• **Written exercise**: Work out how many lines contain "Mountain". Reply with the count alone.

• **Available data**:
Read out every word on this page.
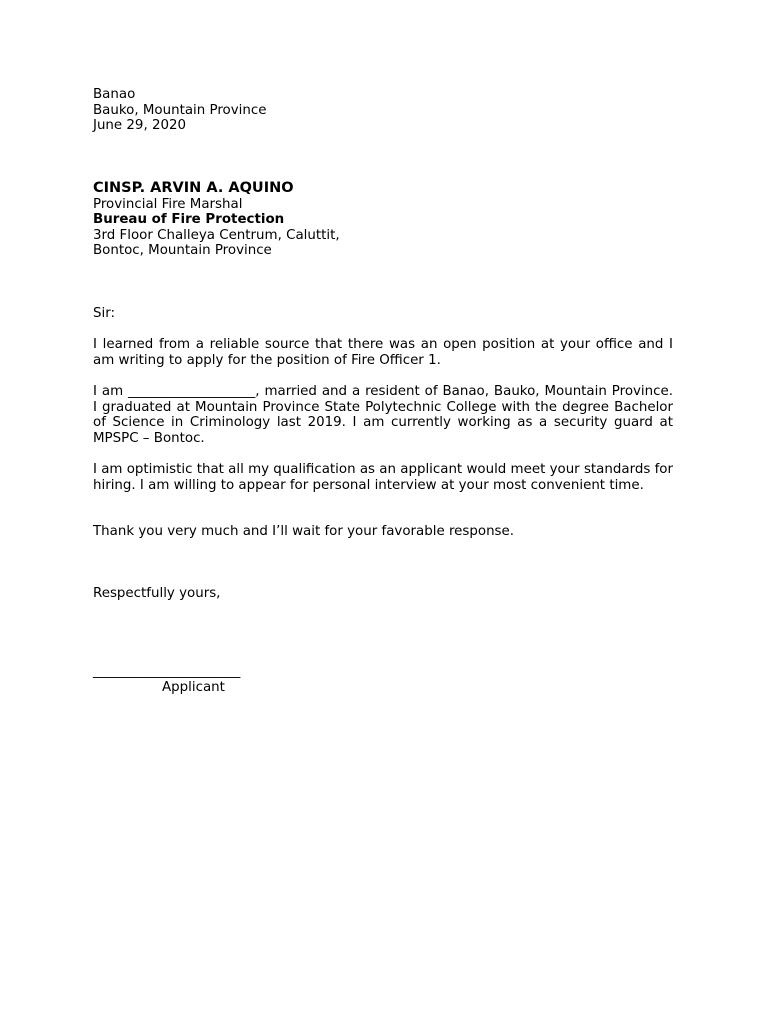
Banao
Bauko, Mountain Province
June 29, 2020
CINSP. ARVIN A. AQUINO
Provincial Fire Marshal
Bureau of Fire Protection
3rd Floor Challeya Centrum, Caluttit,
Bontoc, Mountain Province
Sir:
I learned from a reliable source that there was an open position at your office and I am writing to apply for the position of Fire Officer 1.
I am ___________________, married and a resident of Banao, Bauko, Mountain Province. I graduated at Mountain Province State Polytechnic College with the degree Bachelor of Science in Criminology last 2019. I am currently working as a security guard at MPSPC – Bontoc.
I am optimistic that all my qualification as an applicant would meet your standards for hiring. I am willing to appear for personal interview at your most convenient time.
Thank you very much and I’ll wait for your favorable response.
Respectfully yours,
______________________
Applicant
* * *
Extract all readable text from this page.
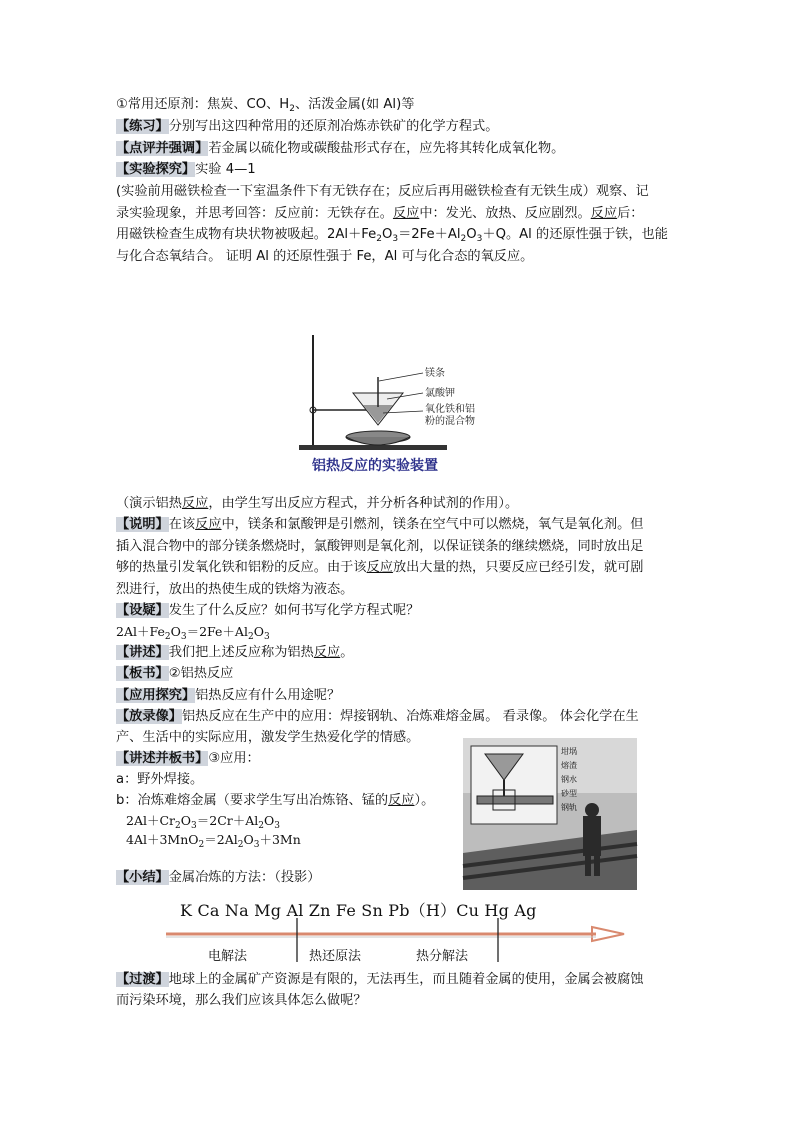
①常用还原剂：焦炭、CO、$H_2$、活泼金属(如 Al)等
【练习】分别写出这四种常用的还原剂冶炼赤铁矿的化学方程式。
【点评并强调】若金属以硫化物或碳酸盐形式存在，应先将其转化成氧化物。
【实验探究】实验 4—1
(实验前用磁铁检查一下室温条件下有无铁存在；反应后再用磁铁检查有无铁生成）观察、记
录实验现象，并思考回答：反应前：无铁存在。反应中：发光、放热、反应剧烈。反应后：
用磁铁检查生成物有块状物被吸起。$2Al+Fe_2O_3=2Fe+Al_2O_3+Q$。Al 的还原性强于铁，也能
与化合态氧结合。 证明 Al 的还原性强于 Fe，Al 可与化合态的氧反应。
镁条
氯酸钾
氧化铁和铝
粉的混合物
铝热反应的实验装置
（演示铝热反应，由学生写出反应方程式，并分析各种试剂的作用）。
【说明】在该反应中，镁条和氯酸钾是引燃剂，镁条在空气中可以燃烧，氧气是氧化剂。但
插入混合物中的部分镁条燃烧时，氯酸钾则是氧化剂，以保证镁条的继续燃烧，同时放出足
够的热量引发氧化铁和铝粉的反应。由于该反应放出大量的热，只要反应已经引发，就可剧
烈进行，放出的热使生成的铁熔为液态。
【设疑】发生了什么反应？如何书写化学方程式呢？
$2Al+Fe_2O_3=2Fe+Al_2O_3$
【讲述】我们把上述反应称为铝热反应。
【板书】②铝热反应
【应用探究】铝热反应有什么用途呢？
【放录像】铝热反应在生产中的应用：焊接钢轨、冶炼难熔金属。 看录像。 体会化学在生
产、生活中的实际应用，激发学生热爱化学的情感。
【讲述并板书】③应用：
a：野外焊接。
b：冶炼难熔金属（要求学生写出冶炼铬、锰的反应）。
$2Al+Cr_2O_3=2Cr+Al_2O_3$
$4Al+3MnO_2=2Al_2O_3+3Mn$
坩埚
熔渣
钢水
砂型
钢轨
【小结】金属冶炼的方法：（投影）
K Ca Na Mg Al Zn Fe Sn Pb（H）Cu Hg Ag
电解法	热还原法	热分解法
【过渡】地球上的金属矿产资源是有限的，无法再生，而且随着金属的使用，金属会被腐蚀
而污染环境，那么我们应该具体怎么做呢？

• **Exercise output**: 3